> [Data shown]
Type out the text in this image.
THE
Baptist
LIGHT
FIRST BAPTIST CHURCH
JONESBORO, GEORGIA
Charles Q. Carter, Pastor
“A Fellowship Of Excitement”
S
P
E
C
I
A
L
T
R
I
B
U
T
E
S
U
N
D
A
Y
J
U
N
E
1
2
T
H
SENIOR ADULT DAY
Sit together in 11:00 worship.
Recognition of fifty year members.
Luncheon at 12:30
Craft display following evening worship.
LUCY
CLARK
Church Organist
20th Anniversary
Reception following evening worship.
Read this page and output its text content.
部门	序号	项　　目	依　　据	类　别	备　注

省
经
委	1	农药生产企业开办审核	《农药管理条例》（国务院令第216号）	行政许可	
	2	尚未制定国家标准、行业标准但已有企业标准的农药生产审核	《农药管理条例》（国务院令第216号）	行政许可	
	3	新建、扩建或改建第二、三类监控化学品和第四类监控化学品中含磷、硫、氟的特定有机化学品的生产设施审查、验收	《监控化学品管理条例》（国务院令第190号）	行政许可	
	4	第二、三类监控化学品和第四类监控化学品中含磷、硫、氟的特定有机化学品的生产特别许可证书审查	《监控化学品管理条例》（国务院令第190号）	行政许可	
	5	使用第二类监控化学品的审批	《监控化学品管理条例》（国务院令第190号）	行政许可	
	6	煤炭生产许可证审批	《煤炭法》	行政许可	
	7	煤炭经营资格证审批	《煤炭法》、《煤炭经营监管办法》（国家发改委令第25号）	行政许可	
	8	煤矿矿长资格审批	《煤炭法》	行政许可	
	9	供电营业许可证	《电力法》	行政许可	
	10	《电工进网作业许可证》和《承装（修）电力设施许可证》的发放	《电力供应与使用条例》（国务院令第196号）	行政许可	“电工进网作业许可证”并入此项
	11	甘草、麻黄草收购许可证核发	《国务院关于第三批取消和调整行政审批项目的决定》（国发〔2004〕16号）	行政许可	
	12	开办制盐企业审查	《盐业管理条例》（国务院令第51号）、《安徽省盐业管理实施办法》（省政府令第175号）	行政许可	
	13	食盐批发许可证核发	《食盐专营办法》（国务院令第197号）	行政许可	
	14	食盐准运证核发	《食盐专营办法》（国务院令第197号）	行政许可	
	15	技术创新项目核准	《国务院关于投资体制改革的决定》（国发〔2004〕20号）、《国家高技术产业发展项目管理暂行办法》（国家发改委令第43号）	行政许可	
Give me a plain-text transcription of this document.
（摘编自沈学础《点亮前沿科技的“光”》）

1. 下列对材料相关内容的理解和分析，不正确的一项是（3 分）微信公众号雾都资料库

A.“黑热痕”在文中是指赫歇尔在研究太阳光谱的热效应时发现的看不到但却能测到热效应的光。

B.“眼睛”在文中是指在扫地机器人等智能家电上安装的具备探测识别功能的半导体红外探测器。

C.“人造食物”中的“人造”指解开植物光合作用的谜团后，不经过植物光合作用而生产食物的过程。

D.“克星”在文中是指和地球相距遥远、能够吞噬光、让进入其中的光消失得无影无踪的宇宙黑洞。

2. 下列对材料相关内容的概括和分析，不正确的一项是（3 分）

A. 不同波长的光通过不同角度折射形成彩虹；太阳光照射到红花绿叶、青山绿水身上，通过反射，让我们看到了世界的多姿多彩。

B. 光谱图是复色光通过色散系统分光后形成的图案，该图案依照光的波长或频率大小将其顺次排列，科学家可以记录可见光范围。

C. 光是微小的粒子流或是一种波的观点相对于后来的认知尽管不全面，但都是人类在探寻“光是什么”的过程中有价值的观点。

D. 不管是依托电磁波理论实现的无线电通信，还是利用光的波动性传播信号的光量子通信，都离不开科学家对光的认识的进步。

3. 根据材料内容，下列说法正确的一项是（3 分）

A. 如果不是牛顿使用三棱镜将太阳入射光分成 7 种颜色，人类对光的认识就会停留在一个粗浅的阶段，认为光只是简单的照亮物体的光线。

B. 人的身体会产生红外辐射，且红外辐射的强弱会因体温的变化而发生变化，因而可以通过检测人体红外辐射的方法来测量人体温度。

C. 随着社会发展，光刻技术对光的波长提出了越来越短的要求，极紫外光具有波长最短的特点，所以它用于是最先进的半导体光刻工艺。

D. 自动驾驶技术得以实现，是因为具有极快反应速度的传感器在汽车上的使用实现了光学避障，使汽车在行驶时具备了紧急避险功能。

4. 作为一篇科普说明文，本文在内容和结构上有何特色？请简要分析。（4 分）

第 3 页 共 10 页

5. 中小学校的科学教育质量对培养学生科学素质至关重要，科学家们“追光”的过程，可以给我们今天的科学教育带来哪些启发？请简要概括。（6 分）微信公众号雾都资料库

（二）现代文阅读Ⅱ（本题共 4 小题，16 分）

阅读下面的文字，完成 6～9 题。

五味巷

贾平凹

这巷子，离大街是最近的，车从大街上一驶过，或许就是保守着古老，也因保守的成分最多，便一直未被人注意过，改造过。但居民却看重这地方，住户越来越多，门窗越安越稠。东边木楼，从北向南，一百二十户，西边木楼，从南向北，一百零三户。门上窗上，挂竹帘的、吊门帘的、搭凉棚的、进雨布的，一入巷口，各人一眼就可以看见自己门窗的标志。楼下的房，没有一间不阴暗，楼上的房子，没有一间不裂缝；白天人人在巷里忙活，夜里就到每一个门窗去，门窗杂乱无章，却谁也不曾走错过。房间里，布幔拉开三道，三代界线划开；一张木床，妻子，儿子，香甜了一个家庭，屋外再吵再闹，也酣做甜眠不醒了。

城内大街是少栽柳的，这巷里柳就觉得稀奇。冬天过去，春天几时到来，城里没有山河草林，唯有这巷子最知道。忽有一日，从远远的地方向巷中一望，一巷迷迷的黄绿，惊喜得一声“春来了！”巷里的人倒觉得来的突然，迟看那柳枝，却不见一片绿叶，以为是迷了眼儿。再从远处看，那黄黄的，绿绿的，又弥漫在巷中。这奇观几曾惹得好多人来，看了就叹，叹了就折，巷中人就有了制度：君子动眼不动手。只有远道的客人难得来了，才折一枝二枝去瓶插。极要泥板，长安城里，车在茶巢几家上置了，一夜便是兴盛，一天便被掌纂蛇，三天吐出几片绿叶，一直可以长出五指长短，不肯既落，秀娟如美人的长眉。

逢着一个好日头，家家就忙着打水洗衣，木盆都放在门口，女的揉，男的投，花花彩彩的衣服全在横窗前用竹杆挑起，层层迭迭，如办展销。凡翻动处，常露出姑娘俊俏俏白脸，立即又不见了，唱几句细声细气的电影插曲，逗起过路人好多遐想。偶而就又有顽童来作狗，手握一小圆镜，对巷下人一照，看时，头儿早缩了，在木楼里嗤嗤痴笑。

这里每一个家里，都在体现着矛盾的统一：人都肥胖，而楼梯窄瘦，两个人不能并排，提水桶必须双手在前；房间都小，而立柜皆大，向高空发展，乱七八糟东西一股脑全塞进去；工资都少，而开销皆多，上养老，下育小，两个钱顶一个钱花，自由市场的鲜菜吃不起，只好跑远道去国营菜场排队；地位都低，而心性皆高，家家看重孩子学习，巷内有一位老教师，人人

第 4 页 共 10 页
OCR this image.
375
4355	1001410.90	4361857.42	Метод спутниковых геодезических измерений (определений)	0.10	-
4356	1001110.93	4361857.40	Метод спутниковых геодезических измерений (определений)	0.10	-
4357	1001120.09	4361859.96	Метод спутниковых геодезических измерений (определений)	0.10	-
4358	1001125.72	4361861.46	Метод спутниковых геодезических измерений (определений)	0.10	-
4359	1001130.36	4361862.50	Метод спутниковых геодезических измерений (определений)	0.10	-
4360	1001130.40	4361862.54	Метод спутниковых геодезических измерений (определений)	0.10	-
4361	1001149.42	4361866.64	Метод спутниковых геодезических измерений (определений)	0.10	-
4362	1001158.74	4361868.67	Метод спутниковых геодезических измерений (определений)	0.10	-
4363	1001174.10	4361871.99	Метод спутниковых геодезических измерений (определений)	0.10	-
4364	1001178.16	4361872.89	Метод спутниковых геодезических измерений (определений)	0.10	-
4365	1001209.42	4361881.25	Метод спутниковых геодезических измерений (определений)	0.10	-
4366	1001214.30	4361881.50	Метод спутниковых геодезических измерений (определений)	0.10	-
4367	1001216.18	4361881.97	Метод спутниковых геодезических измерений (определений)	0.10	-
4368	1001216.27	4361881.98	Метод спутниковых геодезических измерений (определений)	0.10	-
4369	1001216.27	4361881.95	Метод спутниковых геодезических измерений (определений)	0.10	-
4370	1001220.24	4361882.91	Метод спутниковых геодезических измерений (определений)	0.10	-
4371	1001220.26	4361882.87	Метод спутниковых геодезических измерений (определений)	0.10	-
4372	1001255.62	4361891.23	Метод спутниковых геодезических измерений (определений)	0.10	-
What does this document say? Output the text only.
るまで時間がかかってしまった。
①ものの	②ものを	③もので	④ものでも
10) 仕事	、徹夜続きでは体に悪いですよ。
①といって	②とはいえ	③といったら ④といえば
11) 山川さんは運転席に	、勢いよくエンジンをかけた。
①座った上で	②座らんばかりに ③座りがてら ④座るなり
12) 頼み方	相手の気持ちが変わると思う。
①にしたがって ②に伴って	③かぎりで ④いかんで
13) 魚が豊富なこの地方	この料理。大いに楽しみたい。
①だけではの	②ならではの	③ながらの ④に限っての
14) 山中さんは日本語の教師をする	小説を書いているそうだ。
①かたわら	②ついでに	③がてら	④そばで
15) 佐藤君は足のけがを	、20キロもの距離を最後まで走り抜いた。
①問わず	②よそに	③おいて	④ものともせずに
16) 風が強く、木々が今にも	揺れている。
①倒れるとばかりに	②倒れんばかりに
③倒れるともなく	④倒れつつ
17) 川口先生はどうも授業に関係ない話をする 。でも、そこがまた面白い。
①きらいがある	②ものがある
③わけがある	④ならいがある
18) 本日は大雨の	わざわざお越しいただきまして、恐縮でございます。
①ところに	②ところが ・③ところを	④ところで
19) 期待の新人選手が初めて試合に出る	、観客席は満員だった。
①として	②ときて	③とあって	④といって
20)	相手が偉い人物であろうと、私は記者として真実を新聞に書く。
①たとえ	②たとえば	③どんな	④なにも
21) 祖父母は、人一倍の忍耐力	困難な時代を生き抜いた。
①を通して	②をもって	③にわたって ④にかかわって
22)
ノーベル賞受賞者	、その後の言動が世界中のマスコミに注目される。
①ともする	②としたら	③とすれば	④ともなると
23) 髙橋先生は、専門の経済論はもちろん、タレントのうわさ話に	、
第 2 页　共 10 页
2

> [What to produce] Pull out each line of the entries that contains "following".

> [Solution for this exercise]
Craft display following evening worship.
Reception following evening worship.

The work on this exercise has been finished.